>> begin Data supplied

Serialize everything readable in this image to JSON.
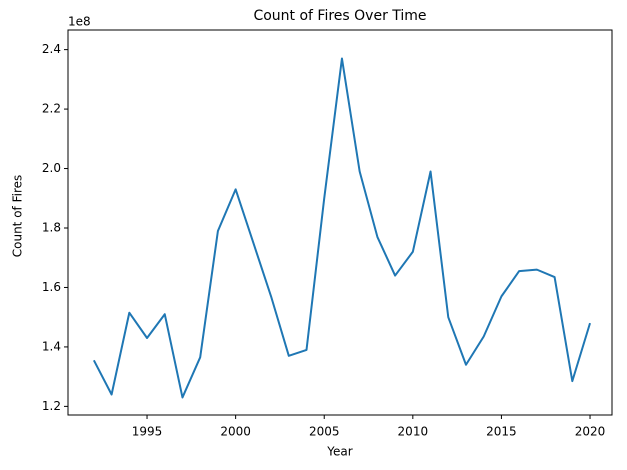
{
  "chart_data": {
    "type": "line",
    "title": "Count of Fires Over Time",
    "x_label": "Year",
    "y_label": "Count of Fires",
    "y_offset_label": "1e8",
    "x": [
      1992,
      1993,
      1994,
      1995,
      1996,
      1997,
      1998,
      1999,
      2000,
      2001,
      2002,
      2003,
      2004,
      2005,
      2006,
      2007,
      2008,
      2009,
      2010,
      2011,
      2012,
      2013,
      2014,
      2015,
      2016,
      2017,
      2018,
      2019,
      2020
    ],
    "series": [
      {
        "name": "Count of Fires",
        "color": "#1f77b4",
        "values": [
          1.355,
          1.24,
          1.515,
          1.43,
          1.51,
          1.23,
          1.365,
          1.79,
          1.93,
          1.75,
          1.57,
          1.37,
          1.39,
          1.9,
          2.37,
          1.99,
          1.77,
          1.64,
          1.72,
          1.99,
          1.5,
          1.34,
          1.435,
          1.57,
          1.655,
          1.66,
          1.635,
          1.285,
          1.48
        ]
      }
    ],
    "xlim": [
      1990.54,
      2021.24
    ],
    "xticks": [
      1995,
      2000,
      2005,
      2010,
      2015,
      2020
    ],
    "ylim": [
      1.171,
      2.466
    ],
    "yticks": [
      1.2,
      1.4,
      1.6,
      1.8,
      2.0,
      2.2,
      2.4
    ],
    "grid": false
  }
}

>> end Data supplied
>> begin Data supplied

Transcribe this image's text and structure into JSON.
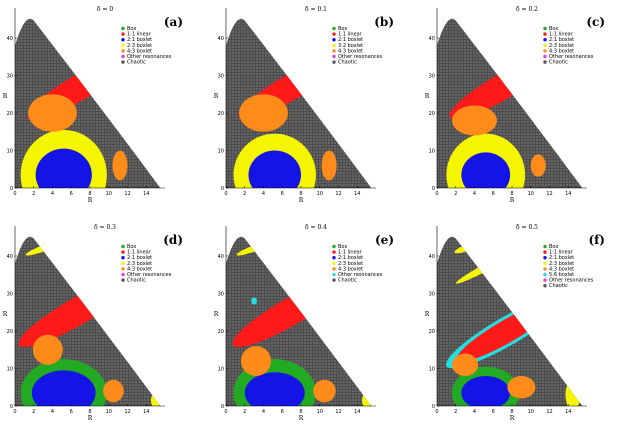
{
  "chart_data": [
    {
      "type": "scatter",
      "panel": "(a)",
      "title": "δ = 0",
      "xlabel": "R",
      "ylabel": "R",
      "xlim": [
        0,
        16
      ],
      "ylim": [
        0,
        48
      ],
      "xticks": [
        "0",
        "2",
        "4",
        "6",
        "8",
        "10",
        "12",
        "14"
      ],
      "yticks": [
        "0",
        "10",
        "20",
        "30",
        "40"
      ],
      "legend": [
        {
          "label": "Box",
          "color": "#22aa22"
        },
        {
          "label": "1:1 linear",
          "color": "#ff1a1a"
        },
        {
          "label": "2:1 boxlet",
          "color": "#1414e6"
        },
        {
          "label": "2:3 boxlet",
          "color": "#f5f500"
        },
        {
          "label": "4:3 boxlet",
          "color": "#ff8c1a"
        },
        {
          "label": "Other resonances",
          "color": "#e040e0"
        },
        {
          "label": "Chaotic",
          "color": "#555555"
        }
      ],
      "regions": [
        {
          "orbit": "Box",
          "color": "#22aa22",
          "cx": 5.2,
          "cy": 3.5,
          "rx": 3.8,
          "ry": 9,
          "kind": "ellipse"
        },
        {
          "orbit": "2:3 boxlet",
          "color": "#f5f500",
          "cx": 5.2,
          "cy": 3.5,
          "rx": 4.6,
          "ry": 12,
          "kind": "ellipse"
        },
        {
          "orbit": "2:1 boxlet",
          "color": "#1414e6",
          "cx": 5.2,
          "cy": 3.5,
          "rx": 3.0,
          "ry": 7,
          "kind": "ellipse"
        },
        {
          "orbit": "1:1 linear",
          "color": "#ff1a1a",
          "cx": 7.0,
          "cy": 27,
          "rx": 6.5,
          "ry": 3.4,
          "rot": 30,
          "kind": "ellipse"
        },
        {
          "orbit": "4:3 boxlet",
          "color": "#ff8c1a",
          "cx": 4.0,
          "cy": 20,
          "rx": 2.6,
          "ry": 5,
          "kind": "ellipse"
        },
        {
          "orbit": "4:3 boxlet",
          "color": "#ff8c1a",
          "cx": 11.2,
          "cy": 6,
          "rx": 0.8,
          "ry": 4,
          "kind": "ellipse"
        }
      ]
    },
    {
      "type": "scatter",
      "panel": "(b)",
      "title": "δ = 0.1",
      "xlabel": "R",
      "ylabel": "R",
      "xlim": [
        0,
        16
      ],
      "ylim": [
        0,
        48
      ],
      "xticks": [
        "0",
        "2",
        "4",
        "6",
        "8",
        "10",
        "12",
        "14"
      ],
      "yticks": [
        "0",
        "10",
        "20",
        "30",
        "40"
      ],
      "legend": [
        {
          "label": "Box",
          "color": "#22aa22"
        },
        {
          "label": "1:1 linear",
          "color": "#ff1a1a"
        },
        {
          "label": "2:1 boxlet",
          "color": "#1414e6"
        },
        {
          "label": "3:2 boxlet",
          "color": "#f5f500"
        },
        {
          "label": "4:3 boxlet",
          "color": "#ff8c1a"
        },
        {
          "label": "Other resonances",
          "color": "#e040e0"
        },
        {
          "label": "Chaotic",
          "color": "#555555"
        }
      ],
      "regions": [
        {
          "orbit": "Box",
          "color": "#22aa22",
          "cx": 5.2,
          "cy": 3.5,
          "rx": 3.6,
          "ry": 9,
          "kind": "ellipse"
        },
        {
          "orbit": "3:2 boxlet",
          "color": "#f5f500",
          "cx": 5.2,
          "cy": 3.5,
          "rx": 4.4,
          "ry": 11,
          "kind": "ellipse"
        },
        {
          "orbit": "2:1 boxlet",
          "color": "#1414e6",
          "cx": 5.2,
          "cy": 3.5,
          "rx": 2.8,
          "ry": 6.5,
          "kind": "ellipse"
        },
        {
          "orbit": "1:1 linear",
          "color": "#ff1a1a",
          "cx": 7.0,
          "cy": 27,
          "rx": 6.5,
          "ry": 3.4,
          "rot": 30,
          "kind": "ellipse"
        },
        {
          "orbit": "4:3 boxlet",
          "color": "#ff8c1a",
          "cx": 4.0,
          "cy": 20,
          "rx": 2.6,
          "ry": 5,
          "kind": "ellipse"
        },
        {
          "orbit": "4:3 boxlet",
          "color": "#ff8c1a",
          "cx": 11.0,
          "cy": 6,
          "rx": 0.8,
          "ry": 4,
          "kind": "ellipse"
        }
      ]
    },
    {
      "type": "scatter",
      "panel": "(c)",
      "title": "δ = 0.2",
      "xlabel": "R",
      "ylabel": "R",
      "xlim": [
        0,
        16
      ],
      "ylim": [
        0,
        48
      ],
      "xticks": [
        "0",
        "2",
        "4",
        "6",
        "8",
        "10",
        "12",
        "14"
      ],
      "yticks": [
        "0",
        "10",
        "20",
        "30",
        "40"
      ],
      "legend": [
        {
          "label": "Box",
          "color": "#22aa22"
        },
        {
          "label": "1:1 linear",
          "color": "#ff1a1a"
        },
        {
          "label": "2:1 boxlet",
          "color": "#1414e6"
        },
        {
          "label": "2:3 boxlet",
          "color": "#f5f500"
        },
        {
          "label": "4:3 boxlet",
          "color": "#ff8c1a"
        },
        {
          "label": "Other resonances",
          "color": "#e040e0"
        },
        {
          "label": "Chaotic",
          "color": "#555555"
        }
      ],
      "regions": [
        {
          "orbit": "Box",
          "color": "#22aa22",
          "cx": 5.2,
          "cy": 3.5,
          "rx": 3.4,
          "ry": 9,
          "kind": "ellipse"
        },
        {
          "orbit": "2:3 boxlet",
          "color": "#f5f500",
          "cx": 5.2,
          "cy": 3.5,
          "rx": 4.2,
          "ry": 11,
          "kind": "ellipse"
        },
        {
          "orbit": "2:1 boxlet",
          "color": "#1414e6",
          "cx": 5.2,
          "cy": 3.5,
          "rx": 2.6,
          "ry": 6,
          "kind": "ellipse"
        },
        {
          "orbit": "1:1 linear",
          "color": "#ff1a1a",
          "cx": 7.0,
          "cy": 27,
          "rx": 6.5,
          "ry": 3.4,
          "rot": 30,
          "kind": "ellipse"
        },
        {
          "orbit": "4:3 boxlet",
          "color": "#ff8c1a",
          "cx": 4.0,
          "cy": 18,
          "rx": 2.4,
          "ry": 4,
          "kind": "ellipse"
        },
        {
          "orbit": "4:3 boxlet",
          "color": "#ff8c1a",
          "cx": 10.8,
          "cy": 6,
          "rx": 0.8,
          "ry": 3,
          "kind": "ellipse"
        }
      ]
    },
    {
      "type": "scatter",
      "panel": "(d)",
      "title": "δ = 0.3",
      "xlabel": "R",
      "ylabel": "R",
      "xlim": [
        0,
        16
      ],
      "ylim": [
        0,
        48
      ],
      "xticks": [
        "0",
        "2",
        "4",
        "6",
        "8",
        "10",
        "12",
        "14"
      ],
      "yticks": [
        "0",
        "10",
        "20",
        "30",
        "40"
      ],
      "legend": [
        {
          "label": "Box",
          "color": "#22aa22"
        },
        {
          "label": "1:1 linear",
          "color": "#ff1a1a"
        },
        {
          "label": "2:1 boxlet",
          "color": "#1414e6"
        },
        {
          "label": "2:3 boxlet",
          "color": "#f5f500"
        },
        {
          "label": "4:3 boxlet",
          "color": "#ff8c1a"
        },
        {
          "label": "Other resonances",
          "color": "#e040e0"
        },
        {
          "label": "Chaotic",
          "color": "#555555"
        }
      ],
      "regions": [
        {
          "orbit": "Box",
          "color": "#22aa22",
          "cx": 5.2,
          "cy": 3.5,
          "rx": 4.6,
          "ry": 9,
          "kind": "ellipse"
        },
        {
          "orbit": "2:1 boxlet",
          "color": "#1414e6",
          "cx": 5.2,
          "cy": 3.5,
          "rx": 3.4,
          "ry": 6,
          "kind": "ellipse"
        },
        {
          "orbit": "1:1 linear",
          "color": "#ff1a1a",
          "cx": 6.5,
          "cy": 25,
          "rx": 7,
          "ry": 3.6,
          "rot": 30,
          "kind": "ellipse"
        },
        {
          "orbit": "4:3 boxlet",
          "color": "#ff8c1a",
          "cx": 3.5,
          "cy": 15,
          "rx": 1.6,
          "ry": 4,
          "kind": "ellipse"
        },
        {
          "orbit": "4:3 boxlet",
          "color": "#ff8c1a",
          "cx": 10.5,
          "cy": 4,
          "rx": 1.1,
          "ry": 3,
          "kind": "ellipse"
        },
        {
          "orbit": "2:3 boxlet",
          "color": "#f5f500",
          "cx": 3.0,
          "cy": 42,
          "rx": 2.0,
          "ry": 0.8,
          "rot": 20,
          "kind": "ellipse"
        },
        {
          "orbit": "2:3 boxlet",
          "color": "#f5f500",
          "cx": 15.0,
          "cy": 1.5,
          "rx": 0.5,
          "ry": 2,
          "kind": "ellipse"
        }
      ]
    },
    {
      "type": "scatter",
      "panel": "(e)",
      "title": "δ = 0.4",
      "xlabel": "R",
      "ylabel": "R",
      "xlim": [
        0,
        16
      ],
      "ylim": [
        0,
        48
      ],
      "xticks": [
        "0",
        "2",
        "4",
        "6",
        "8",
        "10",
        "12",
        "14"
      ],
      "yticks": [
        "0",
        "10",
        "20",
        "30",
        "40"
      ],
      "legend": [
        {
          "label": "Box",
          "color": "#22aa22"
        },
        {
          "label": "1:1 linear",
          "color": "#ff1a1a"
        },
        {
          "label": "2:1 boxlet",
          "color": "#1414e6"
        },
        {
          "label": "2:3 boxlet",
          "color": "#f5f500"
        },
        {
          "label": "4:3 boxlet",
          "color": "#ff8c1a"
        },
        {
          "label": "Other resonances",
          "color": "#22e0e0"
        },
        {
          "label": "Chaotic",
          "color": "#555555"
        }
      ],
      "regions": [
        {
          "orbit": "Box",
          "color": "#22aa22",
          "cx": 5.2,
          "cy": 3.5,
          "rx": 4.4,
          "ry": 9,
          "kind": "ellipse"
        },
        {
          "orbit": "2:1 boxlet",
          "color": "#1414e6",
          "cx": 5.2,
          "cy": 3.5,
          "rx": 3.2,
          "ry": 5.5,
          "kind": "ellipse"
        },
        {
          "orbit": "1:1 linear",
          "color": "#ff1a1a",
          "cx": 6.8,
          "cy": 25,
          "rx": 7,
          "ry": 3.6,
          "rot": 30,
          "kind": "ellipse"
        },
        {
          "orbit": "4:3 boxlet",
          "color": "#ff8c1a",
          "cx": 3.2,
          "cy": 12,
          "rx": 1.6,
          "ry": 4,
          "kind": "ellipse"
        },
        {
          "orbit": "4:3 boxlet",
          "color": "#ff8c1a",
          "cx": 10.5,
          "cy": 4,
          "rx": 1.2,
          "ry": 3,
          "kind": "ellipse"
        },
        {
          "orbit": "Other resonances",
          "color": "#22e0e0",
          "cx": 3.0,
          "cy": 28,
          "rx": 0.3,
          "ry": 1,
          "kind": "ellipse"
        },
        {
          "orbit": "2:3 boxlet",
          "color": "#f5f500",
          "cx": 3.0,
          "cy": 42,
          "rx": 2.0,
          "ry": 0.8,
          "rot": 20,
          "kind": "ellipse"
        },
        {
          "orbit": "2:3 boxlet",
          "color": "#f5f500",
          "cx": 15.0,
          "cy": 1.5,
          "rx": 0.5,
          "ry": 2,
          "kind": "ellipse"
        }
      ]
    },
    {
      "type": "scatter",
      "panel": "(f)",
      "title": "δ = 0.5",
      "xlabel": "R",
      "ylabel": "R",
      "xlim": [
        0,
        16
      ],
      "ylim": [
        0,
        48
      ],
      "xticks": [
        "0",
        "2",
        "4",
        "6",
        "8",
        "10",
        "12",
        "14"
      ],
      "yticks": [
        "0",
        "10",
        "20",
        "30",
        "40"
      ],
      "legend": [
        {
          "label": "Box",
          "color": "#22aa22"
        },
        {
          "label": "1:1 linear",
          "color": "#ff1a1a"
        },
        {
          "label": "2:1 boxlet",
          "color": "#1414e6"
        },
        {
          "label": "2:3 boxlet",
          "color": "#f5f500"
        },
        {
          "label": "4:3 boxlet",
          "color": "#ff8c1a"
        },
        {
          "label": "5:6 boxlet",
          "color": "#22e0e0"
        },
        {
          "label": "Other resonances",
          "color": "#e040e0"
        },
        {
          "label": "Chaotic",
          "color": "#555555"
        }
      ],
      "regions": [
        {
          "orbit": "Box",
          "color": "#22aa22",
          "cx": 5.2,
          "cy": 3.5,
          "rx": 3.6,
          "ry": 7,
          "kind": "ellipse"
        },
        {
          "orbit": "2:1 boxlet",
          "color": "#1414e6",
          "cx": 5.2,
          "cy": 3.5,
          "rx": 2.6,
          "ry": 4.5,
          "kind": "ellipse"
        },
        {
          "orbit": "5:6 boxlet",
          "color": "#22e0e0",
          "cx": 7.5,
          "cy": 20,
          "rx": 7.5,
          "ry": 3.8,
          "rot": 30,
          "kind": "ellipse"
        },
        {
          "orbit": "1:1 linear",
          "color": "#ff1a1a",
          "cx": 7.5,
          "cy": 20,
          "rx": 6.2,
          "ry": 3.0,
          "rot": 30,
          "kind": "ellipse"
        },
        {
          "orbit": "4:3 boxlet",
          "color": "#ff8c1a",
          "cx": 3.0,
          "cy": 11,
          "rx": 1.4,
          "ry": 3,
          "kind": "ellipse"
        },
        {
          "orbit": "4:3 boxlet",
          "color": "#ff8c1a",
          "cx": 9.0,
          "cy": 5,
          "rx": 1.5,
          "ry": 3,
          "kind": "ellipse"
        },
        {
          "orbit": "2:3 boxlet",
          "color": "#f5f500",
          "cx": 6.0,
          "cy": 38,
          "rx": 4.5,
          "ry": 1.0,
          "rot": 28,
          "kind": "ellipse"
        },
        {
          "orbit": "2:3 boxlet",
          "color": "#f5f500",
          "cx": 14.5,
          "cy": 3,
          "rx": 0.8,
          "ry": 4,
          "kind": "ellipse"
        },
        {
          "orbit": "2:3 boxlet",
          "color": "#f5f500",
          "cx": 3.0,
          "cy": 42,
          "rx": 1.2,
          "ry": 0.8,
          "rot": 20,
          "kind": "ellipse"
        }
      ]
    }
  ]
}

>> end Data supplied

» Task description: Pick out and copy every line that contains the word "panel".

» Solved problem:
      "panel": "(a)",
      "panel": "(b)",
      "panel": "(c)",
      "panel": "(d)",
      "panel": "(e)",
      "panel": "(f)",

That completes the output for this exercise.